Box annotation data:
——————————

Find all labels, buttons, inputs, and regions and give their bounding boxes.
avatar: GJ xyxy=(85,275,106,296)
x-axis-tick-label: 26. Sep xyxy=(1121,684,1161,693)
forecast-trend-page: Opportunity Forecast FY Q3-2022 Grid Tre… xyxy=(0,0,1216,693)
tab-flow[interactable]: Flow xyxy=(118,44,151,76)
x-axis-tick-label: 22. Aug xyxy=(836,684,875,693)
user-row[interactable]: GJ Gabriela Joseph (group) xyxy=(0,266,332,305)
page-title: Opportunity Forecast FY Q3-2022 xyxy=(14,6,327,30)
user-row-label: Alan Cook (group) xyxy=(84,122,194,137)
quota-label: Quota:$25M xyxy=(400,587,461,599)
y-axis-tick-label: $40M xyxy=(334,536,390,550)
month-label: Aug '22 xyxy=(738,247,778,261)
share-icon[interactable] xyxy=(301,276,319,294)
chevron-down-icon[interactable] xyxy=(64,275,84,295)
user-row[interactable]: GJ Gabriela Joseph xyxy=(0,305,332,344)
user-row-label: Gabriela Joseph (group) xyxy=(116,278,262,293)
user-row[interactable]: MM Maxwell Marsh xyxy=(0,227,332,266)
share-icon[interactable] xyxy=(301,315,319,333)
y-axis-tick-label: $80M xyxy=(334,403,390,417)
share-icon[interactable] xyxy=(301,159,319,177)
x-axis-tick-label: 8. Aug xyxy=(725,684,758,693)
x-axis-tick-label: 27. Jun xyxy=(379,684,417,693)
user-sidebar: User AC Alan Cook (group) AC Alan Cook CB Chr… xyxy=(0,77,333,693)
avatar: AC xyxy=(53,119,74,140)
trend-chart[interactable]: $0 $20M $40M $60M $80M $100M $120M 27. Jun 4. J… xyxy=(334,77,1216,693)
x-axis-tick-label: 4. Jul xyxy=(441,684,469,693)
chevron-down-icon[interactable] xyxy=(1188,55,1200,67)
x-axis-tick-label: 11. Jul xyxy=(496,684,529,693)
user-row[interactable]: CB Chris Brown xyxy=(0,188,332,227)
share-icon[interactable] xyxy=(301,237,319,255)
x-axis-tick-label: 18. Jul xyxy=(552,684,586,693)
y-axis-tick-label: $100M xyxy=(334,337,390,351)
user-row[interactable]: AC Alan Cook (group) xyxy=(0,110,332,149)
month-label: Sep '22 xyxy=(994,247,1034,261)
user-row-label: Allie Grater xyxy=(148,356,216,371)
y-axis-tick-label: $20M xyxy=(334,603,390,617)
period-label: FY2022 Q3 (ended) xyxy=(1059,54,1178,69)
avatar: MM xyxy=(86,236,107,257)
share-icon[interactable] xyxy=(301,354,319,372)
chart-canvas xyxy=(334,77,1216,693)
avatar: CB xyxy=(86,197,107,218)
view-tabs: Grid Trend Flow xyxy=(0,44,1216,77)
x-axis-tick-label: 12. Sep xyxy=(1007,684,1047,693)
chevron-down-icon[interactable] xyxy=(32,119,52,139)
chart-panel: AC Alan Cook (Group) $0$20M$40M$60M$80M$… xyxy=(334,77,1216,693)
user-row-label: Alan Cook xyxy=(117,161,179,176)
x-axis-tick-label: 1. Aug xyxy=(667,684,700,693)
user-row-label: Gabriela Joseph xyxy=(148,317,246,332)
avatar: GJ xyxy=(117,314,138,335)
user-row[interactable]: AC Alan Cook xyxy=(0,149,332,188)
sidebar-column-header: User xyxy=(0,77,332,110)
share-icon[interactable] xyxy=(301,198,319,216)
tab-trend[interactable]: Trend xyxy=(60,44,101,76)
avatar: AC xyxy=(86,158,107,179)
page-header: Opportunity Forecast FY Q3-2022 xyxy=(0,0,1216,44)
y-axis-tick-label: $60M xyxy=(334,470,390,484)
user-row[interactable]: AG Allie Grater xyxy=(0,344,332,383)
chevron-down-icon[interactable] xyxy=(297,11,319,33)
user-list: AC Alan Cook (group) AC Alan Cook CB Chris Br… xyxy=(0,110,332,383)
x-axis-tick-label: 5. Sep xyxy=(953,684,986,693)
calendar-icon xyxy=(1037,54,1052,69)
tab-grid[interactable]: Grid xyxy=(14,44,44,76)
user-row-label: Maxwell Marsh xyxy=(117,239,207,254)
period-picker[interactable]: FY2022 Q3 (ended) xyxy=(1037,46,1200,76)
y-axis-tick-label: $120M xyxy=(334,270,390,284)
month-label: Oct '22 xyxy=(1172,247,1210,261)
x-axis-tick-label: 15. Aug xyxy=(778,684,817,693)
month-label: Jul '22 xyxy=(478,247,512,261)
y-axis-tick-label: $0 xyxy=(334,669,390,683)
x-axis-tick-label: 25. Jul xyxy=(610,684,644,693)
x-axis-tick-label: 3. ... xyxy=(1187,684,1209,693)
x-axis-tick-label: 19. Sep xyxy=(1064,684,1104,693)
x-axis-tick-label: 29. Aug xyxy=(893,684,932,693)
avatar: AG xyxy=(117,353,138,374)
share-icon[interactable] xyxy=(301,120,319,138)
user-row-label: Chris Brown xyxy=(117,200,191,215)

——————————

Reproduce all the lines of the records above, character for character and in their original order.

Written reply:
Find all labels, buttons, inputs, and regions and give their bounding boxes.
avatar: GJ xyxy=(85,275,106,296)
x-axis-tick-label: 26. Sep xyxy=(1121,684,1161,693)
forecast-trend-page: Opportunity Forecast FY Q3-2022 Grid Tre… xyxy=(0,0,1216,693)
tab-flow[interactable]: Flow xyxy=(118,44,151,76)
x-axis-tick-label: 22. Aug xyxy=(836,684,875,693)
user-row[interactable]: GJ Gabriela Joseph (group) xyxy=(0,266,332,305)
page-title: Opportunity Forecast FY Q3-2022 xyxy=(14,6,327,30)
user-row-label: Alan Cook (group) xyxy=(84,122,194,137)
quota-label: Quota:$25M xyxy=(400,587,461,599)
y-axis-tick-label: $40M xyxy=(334,536,390,550)
month-label: Aug '22 xyxy=(738,247,778,261)
share-icon[interactable] xyxy=(301,276,319,294)
chevron-down-icon[interactable] xyxy=(64,275,84,295)
user-row[interactable]: GJ Gabriela Joseph xyxy=(0,305,332,344)
user-row-label: Gabriela Joseph (group) xyxy=(116,278,262,293)
user-row[interactable]: MM Maxwell Marsh xyxy=(0,227,332,266)
share-icon[interactable] xyxy=(301,315,319,333)
y-axis-tick-label: $80M xyxy=(334,403,390,417)
share-icon[interactable] xyxy=(301,159,319,177)
x-axis-tick-label: 8. Aug xyxy=(725,684,758,693)
x-axis-tick-label: 27. Jun xyxy=(379,684,417,693)
user-sidebar: User AC Alan Cook (group) AC Alan Cook CB Chr… xyxy=(0,77,333,693)
avatar: AC xyxy=(53,119,74,140)
trend-chart[interactable]: $0 $20M $40M $60M $80M $100M $120M 27. Jun 4. J… xyxy=(334,77,1216,693)
x-axis-tick-label: 4. Jul xyxy=(441,684,469,693)
chevron-down-icon[interactable] xyxy=(1188,55,1200,67)
x-axis-tick-label: 11. Jul xyxy=(496,684,529,693)
user-row[interactable]: CB Chris Brown xyxy=(0,188,332,227)
share-icon[interactable] xyxy=(301,237,319,255)
x-axis-tick-label: 18. Jul xyxy=(552,684,586,693)
y-axis-tick-label: $100M xyxy=(334,337,390,351)
user-row[interactable]: AC Alan Cook (group) xyxy=(0,110,332,149)
month-label: Sep '22 xyxy=(994,247,1034,261)
user-row-label: Allie Grater xyxy=(148,356,216,371)
y-axis-tick-label: $20M xyxy=(334,603,390,617)
period-label: FY2022 Q3 (ended) xyxy=(1059,54,1178,69)
avatar: MM xyxy=(86,236,107,257)
share-icon[interactable] xyxy=(301,354,319,372)
chart-canvas xyxy=(334,77,1216,693)
avatar: CB xyxy=(86,197,107,218)
view-tabs: Grid Trend Flow xyxy=(0,44,1216,77)
x-axis-tick-label: 12. Sep xyxy=(1007,684,1047,693)
chevron-down-icon[interactable] xyxy=(32,119,52,139)
chart-panel: AC Alan Cook (Group) $0$20M$40M$60M$80M$… xyxy=(334,77,1216,693)
user-row-label: Alan Cook xyxy=(117,161,179,176)
x-axis-tick-label: 1. Aug xyxy=(667,684,700,693)
user-row-label: Gabriela Joseph xyxy=(148,317,246,332)
avatar: GJ xyxy=(117,314,138,335)
user-row[interactable]: AC Alan Cook xyxy=(0,149,332,188)
sidebar-column-header: User xyxy=(0,77,332,110)
share-icon[interactable] xyxy=(301,198,319,216)
tab-trend[interactable]: Trend xyxy=(60,44,101,76)
avatar: AC xyxy=(86,158,107,179)
page-header: Opportunity Forecast FY Q3-2022 xyxy=(0,0,1216,44)
y-axis-tick-label: $60M xyxy=(334,470,390,484)
user-row[interactable]: AG Allie Grater xyxy=(0,344,332,383)
chevron-down-icon[interactable] xyxy=(297,11,319,33)
user-list: AC Alan Cook (group) AC Alan Cook CB Chris Br… xyxy=(0,110,332,383)
x-axis-tick-label: 5. Sep xyxy=(953,684,986,693)
calendar-icon xyxy=(1037,54,1052,69)
tab-grid[interactable]: Grid xyxy=(14,44,44,76)
user-row-label: Maxwell Marsh xyxy=(117,239,207,254)
period-picker[interactable]: FY2022 Q3 (ended) xyxy=(1037,46,1200,76)
y-axis-tick-label: $120M xyxy=(334,270,390,284)
month-label: Oct '22 xyxy=(1172,247,1210,261)
x-axis-tick-label: 15. Aug xyxy=(778,684,817,693)
month-label: Jul '22 xyxy=(478,247,512,261)
y-axis-tick-label: $0 xyxy=(334,669,390,683)
x-axis-tick-label: 25. Jul xyxy=(610,684,644,693)
x-axis-tick-label: 3. ... xyxy=(1187,684,1209,693)
x-axis-tick-label: 19. Sep xyxy=(1064,684,1104,693)
x-axis-tick-label: 29. Aug xyxy=(893,684,932,693)
avatar: AG xyxy=(117,353,138,374)
share-icon[interactable] xyxy=(301,120,319,138)
user-row-label: Chris Brown xyxy=(117,200,191,215)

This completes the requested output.